PROBLEM REQUIREMENTS: In the records below, retype the lines from the one containing "Patent image size: (1353, 467)." up to and including the one containing "The stub pipe section 11 is at (384, 222).", character for character.

(Dataset excerpt)
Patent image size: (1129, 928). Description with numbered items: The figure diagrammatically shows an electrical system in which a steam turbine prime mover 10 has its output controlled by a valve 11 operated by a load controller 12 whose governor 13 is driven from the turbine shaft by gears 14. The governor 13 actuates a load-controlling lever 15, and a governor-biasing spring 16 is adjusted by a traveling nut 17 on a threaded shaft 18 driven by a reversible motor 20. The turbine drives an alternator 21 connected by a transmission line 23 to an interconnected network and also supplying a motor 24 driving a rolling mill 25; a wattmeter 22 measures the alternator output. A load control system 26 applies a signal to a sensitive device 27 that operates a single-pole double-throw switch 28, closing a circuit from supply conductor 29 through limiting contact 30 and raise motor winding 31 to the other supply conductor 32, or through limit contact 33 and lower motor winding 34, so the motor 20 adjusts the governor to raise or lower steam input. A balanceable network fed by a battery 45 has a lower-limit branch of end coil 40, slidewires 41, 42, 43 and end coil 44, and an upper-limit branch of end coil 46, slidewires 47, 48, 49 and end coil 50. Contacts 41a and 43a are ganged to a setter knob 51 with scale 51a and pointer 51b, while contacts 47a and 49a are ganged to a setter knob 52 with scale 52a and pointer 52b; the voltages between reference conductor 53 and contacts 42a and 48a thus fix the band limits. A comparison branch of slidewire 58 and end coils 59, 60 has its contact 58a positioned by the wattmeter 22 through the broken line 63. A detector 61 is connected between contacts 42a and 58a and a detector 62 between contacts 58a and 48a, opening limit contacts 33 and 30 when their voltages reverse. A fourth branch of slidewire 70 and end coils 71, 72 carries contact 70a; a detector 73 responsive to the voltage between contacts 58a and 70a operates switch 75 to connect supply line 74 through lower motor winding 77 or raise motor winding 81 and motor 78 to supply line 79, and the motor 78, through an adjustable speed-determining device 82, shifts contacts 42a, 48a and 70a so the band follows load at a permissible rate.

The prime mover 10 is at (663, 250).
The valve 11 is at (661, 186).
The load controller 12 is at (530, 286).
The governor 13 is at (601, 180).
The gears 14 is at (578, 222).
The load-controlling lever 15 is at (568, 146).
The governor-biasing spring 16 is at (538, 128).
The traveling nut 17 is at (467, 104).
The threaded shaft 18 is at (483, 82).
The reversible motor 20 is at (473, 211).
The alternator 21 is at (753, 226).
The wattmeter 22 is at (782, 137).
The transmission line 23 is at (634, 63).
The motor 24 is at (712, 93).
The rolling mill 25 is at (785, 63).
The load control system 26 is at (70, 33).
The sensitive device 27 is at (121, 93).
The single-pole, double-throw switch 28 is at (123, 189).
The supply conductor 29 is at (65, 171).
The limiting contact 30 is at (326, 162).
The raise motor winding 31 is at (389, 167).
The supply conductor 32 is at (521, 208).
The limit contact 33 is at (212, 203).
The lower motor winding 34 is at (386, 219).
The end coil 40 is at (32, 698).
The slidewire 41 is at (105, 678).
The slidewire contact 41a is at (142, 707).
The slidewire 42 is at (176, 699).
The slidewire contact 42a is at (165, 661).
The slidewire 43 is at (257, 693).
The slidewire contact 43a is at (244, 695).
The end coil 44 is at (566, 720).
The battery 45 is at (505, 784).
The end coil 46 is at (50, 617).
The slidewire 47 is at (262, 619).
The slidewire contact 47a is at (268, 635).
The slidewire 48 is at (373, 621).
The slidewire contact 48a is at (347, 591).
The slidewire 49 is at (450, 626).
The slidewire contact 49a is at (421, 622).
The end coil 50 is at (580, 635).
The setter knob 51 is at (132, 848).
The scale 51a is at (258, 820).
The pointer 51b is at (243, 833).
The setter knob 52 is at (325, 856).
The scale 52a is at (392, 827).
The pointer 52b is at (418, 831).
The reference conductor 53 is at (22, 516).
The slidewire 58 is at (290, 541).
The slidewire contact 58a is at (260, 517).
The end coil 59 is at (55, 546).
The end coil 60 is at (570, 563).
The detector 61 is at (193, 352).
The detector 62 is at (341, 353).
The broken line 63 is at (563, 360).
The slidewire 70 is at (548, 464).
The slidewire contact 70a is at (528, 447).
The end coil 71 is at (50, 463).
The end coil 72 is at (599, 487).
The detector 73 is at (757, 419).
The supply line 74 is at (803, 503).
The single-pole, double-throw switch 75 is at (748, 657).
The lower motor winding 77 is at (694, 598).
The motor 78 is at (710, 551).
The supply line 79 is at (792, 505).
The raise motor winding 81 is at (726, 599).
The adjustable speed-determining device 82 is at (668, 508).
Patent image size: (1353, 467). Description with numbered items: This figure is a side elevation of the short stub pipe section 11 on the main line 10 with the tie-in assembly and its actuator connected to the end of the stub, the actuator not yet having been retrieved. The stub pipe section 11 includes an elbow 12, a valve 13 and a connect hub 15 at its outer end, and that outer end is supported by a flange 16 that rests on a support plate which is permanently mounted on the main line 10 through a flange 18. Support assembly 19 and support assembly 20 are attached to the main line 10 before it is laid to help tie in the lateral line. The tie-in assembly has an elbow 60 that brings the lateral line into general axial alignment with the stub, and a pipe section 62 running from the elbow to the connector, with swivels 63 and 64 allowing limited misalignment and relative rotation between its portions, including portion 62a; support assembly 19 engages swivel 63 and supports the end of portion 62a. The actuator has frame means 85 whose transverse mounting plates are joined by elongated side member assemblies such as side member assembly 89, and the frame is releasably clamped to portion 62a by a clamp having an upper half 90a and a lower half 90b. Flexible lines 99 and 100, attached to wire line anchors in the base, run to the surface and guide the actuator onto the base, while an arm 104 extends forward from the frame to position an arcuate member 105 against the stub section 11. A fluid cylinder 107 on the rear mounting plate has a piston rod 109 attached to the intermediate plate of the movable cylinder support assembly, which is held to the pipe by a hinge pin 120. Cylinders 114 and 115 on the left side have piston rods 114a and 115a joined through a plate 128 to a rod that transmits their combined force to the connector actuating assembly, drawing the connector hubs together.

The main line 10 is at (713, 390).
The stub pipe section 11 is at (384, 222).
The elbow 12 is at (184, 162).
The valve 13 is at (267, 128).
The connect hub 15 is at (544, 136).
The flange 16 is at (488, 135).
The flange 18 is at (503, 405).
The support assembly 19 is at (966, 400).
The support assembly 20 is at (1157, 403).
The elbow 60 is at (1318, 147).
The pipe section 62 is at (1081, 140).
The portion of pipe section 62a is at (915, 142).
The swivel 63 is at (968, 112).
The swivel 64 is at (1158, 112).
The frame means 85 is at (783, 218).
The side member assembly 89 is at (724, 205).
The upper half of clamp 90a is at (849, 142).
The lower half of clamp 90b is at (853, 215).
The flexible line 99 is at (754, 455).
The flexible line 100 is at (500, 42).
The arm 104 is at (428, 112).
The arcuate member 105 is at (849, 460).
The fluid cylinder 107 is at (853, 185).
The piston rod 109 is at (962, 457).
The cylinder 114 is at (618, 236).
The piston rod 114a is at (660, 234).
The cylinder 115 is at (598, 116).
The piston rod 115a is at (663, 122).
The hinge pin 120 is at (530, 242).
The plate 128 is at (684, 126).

EXERCISE OUTPUT:
Patent image size: (1353, 467). Description with numbered items: This figure is a side elevation of the short stub pipe section 11 on the main line 10 with the tie-in assembly and its actuator connected to the end of the stub, the actuator not yet having been retrieved. The stub pipe section 11 includes an elbow 12, a valve 13 and a connect hub 15 at its outer end, and that outer end is supported by a flange 16 that rests on a support plate which is permanently mounted on the main line 10 through a flange 18. Support assembly 19 and support assembly 20 are attached to the main line 10 before it is laid to help tie in the lateral line. The tie-in assembly has an elbow 60 that brings the lateral line into general axial alignment with the stub, and a pipe section 62 running from the elbow to the connector, with swivels 63 and 64 allowing limited misalignment and relative rotation between its portions, including portion 62a; support assembly 19 engages swivel 63 and supports the end of portion 62a. The actuator has frame means 85 whose transverse mounting plates are joined by elongated side member assemblies such as side member assembly 89, and the frame is releasably clamped to portion 62a by a clamp having an upper half 90a and a lower half 90b. Flexible lines 99 and 100, attached to wire line anchors in the base, run to the surface and guide the actuator onto the base, while an arm 104 extends forward from the frame to position an arcuate member 105 against the stub section 11. A fluid cylinder 107 on the rear mounting plate has a piston rod 109 attached to the intermediate plate of the movable cylinder support assembly, which is held to the pipe by a hinge pin 120. Cylinders 114 and 115 on the left side have piston rods 114a and 115a joined through a plate 128 to a rod that transmits their combined force to the connector actuating assembly, drawing the connector hubs together.

The main line 10 is at (713, 390).
The stub pipe section 11 is at (384, 222).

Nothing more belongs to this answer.